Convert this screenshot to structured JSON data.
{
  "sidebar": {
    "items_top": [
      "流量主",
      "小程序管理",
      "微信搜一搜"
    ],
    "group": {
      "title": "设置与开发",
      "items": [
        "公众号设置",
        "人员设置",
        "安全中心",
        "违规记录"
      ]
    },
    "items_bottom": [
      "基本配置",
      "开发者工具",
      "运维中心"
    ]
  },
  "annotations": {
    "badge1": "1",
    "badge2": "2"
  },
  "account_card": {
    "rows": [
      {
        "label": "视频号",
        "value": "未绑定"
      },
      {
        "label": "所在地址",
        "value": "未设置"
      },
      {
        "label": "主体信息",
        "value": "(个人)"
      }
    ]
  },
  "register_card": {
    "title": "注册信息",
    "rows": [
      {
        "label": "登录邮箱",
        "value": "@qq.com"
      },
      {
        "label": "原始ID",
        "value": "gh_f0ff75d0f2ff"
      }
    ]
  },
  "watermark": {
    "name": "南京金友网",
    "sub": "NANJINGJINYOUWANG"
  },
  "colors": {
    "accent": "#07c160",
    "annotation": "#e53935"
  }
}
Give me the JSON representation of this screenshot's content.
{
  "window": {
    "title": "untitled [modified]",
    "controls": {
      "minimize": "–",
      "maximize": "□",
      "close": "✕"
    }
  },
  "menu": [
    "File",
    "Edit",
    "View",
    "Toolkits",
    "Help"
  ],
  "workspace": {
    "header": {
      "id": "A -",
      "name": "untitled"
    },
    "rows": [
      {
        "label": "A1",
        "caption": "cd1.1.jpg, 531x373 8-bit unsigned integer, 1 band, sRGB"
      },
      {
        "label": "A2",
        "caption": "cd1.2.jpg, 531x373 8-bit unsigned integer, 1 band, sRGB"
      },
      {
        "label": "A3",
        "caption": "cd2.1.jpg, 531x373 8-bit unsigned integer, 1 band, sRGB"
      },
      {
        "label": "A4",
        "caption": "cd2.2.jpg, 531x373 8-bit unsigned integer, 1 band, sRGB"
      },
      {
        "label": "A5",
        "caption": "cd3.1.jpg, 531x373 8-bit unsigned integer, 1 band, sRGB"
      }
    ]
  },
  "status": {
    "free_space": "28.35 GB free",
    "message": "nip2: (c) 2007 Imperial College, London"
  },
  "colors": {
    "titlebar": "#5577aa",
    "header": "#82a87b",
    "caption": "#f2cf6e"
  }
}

------------------------------------------------------------------------

» Directions:
Transcribe every entry word for word.

» Output for this task:
Convert this screenshot to structured JSON data.
{
  "sidebar": {
    "items_top": [
      "流量主",
      "小程序管理",
      "微信搜一搜"
    ],
    "group": {
      "title": "设置与开发",
      "items": [
        "公众号设置",
        "人员设置",
        "安全中心",
        "违规记录"
      ]
    },
    "items_bottom": [
      "基本配置",
      "开发者工具",
      "运维中心"
    ]
  },
  "annotations": {
    "badge1": "1",
    "badge2": "2"
  },
  "account_card": {
    "rows": [
      {
        "label": "视频号",
        "value": "未绑定"
      },
      {
        "label": "所在地址",
        "value": "未设置"
      },
      {
        "label": "主体信息",
        "value": "(个人)"
      }
    ]
  },
  "register_card": {
    "title": "注册信息",
    "rows": [
      {
        "label": "登录邮箱",
        "value": "@qq.com"
      },
      {
        "label": "原始ID",
        "value": "gh_f0ff75d0f2ff"
      }
    ]
  },
  "watermark": {
    "name": "南京金友网",
    "sub": "NANJINGJINYOUWANG"
  },
  "colors": {
    "accent": "#07c160",
    "annotation": "#e53935"
  }
}
Give me the JSON representation of this screenshot's content.
{
  "window": {
    "title": "untitled [modified]",
    "controls": {
      "minimize": "–",
      "maximize": "□",
      "close": "✕"
    }
  },
  "menu": [
    "File",
    "Edit",
    "View",
    "Toolkits",
    "Help"
  ],
  "workspace": {
    "header": {
      "id": "A -",
      "name": "untitled"
    },
    "rows": [
      {
        "label": "A1",
        "caption": "cd1.1.jpg, 531x373 8-bit unsigned integer, 1 band, sRGB"
      },
      {
        "label": "A2",
        "caption": "cd1.2.jpg, 531x373 8-bit unsigned integer, 1 band, sRGB"
      },
      {
        "label": "A3",
        "caption": "cd2.1.jpg, 531x373 8-bit unsigned integer, 1 band, sRGB"
      },
      {
        "label": "A4",
        "caption": "cd2.2.jpg, 531x373 8-bit unsigned integer, 1 band, sRGB"
      },
      {
        "label": "A5",
        "caption": "cd3.1.jpg, 531x373 8-bit unsigned integer, 1 band, sRGB"
      }
    ]
  },
  "status": {
    "free_space": "28.35 GB free",
    "message": "nip2: (c) 2007 Imperial College, London"
  },
  "colors": {
    "titlebar": "#5577aa",
    "header": "#82a87b",
    "caption": "#f2cf6e"
  }
}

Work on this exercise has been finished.